Word for word, restate every line of the material.

_Source data:_
******************************

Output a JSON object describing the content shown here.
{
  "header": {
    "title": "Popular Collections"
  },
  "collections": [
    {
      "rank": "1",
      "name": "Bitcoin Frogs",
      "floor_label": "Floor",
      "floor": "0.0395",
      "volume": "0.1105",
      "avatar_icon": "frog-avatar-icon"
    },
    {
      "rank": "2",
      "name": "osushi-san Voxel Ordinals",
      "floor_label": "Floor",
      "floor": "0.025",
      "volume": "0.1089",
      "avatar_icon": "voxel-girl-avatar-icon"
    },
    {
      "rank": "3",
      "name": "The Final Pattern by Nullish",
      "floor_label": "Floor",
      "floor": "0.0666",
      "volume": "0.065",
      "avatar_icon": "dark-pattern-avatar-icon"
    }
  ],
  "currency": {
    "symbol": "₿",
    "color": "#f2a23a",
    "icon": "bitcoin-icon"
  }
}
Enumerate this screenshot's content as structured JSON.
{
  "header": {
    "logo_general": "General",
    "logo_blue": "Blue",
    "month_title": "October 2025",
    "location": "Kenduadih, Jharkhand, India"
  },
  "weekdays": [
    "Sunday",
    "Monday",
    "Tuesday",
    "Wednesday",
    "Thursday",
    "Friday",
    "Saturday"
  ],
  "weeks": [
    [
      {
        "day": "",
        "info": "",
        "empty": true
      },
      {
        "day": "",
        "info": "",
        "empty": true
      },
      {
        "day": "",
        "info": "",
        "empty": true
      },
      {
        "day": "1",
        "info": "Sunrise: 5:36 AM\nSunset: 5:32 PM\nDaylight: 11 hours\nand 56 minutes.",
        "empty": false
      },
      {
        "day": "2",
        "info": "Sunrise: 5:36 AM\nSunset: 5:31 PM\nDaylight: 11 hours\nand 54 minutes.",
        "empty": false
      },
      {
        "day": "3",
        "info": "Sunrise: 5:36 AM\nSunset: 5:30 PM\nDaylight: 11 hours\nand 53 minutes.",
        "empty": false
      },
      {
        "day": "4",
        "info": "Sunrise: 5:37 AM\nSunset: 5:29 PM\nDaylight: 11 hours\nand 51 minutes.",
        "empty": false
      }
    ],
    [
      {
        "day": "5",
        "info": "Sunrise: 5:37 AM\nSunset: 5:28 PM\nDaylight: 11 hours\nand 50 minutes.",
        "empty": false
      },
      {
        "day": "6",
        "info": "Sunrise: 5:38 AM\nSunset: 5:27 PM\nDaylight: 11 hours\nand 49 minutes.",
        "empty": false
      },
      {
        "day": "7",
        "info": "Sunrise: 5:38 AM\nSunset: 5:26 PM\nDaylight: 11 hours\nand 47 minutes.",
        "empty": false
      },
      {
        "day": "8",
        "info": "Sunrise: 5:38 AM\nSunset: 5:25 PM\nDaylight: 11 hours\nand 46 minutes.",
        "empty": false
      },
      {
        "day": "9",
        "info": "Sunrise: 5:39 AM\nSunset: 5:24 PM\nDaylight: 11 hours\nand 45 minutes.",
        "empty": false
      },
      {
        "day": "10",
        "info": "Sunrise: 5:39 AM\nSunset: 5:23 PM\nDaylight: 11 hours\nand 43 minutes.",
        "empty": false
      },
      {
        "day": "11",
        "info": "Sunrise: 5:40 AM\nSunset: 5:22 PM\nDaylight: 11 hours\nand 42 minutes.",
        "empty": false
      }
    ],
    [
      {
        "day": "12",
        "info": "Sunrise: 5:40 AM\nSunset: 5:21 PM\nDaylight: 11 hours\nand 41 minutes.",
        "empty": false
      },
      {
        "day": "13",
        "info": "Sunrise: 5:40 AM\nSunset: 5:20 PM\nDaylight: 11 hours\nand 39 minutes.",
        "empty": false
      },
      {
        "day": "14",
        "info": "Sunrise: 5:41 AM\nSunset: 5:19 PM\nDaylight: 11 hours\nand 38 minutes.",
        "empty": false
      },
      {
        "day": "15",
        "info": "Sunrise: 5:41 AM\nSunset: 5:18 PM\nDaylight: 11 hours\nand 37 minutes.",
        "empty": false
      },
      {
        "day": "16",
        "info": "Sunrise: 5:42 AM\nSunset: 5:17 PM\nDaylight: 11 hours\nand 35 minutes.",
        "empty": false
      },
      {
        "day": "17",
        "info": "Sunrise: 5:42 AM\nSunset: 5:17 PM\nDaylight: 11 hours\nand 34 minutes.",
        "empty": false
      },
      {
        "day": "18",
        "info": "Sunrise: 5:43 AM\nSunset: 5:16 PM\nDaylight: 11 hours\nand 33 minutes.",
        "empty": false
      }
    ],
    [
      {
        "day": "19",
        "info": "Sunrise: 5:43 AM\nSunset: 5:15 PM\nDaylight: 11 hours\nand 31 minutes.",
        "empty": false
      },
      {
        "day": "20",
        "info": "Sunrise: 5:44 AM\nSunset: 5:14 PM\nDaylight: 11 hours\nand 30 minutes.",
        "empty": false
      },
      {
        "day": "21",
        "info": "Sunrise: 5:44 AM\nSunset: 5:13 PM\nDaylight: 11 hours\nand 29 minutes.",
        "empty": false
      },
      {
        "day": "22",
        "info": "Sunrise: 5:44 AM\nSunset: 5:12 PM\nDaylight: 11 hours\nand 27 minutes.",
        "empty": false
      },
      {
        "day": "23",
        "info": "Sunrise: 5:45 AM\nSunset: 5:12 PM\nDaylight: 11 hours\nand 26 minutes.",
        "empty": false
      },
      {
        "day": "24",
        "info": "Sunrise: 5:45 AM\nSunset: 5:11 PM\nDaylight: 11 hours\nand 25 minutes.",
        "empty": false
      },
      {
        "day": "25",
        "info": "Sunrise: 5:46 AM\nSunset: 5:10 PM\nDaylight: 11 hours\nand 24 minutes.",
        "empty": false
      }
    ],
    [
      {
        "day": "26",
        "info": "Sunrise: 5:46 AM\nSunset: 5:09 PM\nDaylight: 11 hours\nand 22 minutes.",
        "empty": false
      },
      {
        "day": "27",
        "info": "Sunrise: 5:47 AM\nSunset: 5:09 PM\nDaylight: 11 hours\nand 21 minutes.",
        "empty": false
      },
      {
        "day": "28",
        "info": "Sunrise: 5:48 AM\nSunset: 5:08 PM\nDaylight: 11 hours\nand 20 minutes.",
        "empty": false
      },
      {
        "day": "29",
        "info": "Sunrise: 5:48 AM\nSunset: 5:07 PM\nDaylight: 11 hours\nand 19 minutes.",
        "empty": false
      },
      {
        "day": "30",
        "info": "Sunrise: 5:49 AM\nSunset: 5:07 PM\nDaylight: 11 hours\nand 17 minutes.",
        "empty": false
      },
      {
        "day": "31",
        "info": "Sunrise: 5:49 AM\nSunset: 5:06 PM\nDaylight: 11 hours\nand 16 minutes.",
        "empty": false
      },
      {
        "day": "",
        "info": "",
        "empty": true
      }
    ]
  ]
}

******************************

_Response to the exercise:_
Output a JSON object describing the content shown here.
{
  "header": {
    "title": "Popular Collections"
  },
  "collections": [
    {
      "rank": "1",
      "name": "Bitcoin Frogs",
      "floor_label": "Floor",
      "floor": "0.0395",
      "volume": "0.1105",
      "avatar_icon": "frog-avatar-icon"
    },
    {
      "rank": "2",
      "name": "osushi-san Voxel Ordinals",
      "floor_label": "Floor",
      "floor": "0.025",
      "volume": "0.1089",
      "avatar_icon": "voxel-girl-avatar-icon"
    },
    {
      "rank": "3",
      "name": "The Final Pattern by Nullish",
      "floor_label": "Floor",
      "floor": "0.0666",
      "volume": "0.065",
      "avatar_icon": "dark-pattern-avatar-icon"
    }
  ],
  "currency": {
    "symbol": "₿",
    "color": "#f2a23a",
    "icon": "bitcoin-icon"
  }
}
Enumerate this screenshot's content as structured JSON.
{
  "header": {
    "logo_general": "General",
    "logo_blue": "Blue",
    "month_title": "October 2025",
    "location": "Kenduadih, Jharkhand, India"
  },
  "weekdays": [
    "Sunday",
    "Monday",
    "Tuesday",
    "Wednesday",
    "Thursday",
    "Friday",
    "Saturday"
  ],
  "weeks": [
    [
      {
        "day": "",
        "info": "",
        "empty": true
      },
      {
        "day": "",
        "info": "",
        "empty": true
      },
      {
        "day": "",
        "info": "",
        "empty": true
      },
      {
        "day": "1",
        "info": "Sunrise: 5:36 AM\nSunset: 5:32 PM\nDaylight: 11 hours\nand 56 minutes.",
        "empty": false
      },
      {
        "day": "2",
        "info": "Sunrise: 5:36 AM\nSunset: 5:31 PM\nDaylight: 11 hours\nand 54 minutes.",
        "empty": false
      },
      {
        "day": "3",
        "info": "Sunrise: 5:36 AM\nSunset: 5:30 PM\nDaylight: 11 hours\nand 53 minutes.",
        "empty": false
      },
      {
        "day": "4",
        "info": "Sunrise: 5:37 AM\nSunset: 5:29 PM\nDaylight: 11 hours\nand 51 minutes.",
        "empty": false
      }
    ],
    [
      {
        "day": "5",
        "info": "Sunrise: 5:37 AM\nSunset: 5:28 PM\nDaylight: 11 hours\nand 50 minutes.",
        "empty": false
      },
      {
        "day": "6",
        "info": "Sunrise: 5:38 AM\nSunset: 5:27 PM\nDaylight: 11 hours\nand 49 minutes.",
        "empty": false
      },
      {
        "day": "7",
        "info": "Sunrise: 5:38 AM\nSunset: 5:26 PM\nDaylight: 11 hours\nand 47 minutes.",
        "empty": false
      },
      {
        "day": "8",
        "info": "Sunrise: 5:38 AM\nSunset: 5:25 PM\nDaylight: 11 hours\nand 46 minutes.",
        "empty": false
      },
      {
        "day": "9",
        "info": "Sunrise: 5:39 AM\nSunset: 5:24 PM\nDaylight: 11 hours\nand 45 minutes.",
        "empty": false
      },
      {
        "day": "10",
        "info": "Sunrise: 5:39 AM\nSunset: 5:23 PM\nDaylight: 11 hours\nand 43 minutes.",
        "empty": false
      },
      {
        "day": "11",
        "info": "Sunrise: 5:40 AM\nSunset: 5:22 PM\nDaylight: 11 hours\nand 42 minutes.",
        "empty": false
      }
    ],
    [
      {
        "day": "12",
        "info": "Sunrise: 5:40 AM\nSunset: 5:21 PM\nDaylight: 11 hours\nand 41 minutes.",
        "empty": false
      },
      {
        "day": "13",
        "info": "Sunrise: 5:40 AM\nSunset: 5:20 PM\nDaylight: 11 hours\nand 39 minutes.",
        "empty": false
      },
      {
        "day": "14",
        "info": "Sunrise: 5:41 AM\nSunset: 5:19 PM\nDaylight: 11 hours\nand 38 minutes.",
        "empty": false
      },
      {
        "day": "15",
        "info": "Sunrise: 5:41 AM\nSunset: 5:18 PM\nDaylight: 11 hours\nand 37 minutes.",
        "empty": false
      },
      {
        "day": "16",
        "info": "Sunrise: 5:42 AM\nSunset: 5:17 PM\nDaylight: 11 hours\nand 35 minutes.",
        "empty": false
      },
      {
        "day": "17",
        "info": "Sunrise: 5:42 AM\nSunset: 5:17 PM\nDaylight: 11 hours\nand 34 minutes.",
        "empty": false
      },
      {
        "day": "18",
        "info": "Sunrise: 5:43 AM\nSunset: 5:16 PM\nDaylight: 11 hours\nand 33 minutes.",
        "empty": false
      }
    ],
    [
      {
        "day": "19",
        "info": "Sunrise: 5:43 AM\nSunset: 5:15 PM\nDaylight: 11 hours\nand 31 minutes.",
        "empty": false
      },
      {
        "day": "20",
        "info": "Sunrise: 5:44 AM\nSunset: 5:14 PM\nDaylight: 11 hours\nand 30 minutes.",
        "empty": false
      },
      {
        "day": "21",
        "info": "Sunrise: 5:44 AM\nSunset: 5:13 PM\nDaylight: 11 hours\nand 29 minutes.",
        "empty": false
      },
      {
        "day": "22",
        "info": "Sunrise: 5:44 AM\nSunset: 5:12 PM\nDaylight: 11 hours\nand 27 minutes.",
        "empty": false
      },
      {
        "day": "23",
        "info": "Sunrise: 5:45 AM\nSunset: 5:12 PM\nDaylight: 11 hours\nand 26 minutes.",
        "empty": false
      },
      {
        "day": "24",
        "info": "Sunrise: 5:45 AM\nSunset: 5:11 PM\nDaylight: 11 hours\nand 25 minutes.",
        "empty": false
      },
      {
        "day": "25",
        "info": "Sunrise: 5:46 AM\nSunset: 5:10 PM\nDaylight: 11 hours\nand 24 minutes.",
        "empty": false
      }
    ],
    [
      {
        "day": "26",
        "info": "Sunrise: 5:46 AM\nSunset: 5:09 PM\nDaylight: 11 hours\nand 22 minutes.",
        "empty": false
      },
      {
        "day": "27",
        "info": "Sunrise: 5:47 AM\nSunset: 5:09 PM\nDaylight: 11 hours\nand 21 minutes.",
        "empty": false
      },
      {
        "day": "28",
        "info": "Sunrise: 5:48 AM\nSunset: 5:08 PM\nDaylight: 11 hours\nand 20 minutes.",
        "empty": false
      },
      {
        "day": "29",
        "info": "Sunrise: 5:48 AM\nSunset: 5:07 PM\nDaylight: 11 hours\nand 19 minutes.",
        "empty": false
      },
      {
        "day": "30",
        "info": "Sunrise: 5:49 AM\nSunset: 5:07 PM\nDaylight: 11 hours\nand 17 minutes.",
        "empty": false
      },
      {
        "day": "31",
        "info": "Sunrise: 5:49 AM\nSunset: 5:06 PM\nDaylight: 11 hours\nand 16 minutes.",
        "empty": false
      },
      {
        "day": "",
        "info": "",
        "empty": true
      }
    ]
  ]
}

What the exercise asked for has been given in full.